### 引用文 ###

それは、私の記憶では金峰山の標高は2595mじゃなかったのか、ということ。
その疑問の引き金になったのは、山行の時にプリントして持参した「国土地理院の地形図(ウォッちず)」だ。(写真)
http://watchizu.gsi.go.jp/
これを見ると、金峰山頂の所に「2599」と「2595」が重なって表記されている。
こりゃ、なんじゃ??。
で、いろいろ調べていくと面白いことがわかってきた。
(いや、もう皆さん知っていることを私が今さら知ったのかもしれないが・・)
国土地理院のサイトに「基準点成果閲覧サービス」というページがあり、
http://sokuseikagis1.gsi.go.jp/
「基準点検索」で「金峰」(金峰山ではない)と入力すると
「基準点コード:TR35338654001、等級:三等三角点、冠字選点:水2、基準点名:金峰」という三角点が見つかる。これが金峰山の三角点なのだ。
これの詳細を開くと「標高2595.03m」と書かれている。
つまり私が記憶していた金峰山の標高は、この三角点の標高。
一方、同じく国土地理院のサイトに「日本の山岳標高一覧(1003山)」というページがある。
https://www.gsi.go.jp/kihonjohochousa/kihonjohochousa41139.html
こちらの山梨県を開くとやっぱり、「金峰山:2599m」とあった。
この辺の事情は上記「日本の山岳標高一覧」ページにある「調査概要はこちらをご覧下さい。」の方に詳しい。いわく、
「従来、山の高さは、国土地理院が刊行している地形図に表記された山頂付近の三角点の値や標高点の値、または山頂の直下の等高線の値によっていました。
しかし、これらは必ずしも山の最高地点の値とは言えず、三角点の値は、三角点の置かれた位置の値であり、標高点もその山の山頂の値とは限りません。また、山頂直下の等高線の値は、一般的に山頂の標高よりは低い値となります。 こうした値が山の高さとして認識されていたことや、著名な山にもかかわらず、標高値の存在しない山、最高地点が標高値の表示されている山以外の峰に存在するなどの現状を踏まえ、全国整備が完了していた25000分の1地形図により改めて山の最高地点の標高を調査しました。」

### データ抜粋 ###

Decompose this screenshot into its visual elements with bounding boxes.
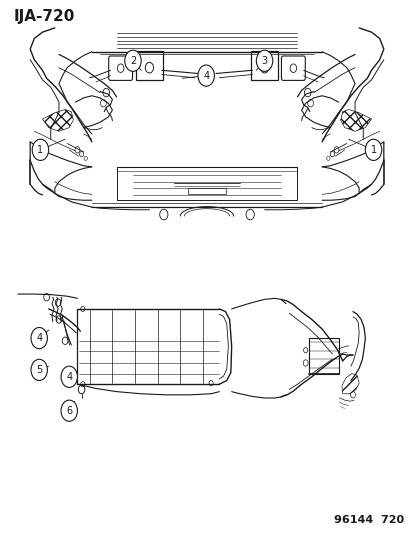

###

やること =>
• a. 金峰山の標高についての引用文から、「その疑問の引き金になったのは」を含む言葉で始まり「これが金峰山の三角点なのだ。」で終わる部分を、そのまま書き写してください。
• b. 金峰山の標高についての引用文にある「つまり私が記憶していた金峰山の標高は、この三角点の標高。」という一文を英語に訳してください。
• c. 金峰山の標高についての引用文によると、「日本の山岳標高一覧」で山梨県を開いたとき、金峰山は何mと出ていましたか。
答えるときは、引用文だけを手がかりにしてください。

答えまとめ =>
• a.
その疑問の引き金になったのは、山行の時にプリントして持参した「国土地理院の地形図(ウォッちず)」だ。(写真)
http://watchizu.gsi.go.jp/
これを見ると、金峰山頂の所に「2599」と「2595」が重なって表記されている。
こりゃ、なんじゃ??。
で、いろいろ調べていくと面白いことがわかってきた。
(いや、もう皆さん知っていることを私が今さら知ったのかもしれないが・・)
国土地理院のサイトに「基準点成果閲覧サービス」というページがあり、
http://sokuseikagis1.gsi.go.jp/
「基準点検索」で「金峰」(金峰山ではない)と入力すると
「基準点コード:TR35338654001、等級:三等三角点、冠字選点:水2、基準点名:金峰」という三角点が見つかる。これが金峰山の三角点なのだ。

• b. In other words, the elevation of Mount Kinpu that I remembered was the elevation of this triangulation point.

• c. 2599mです。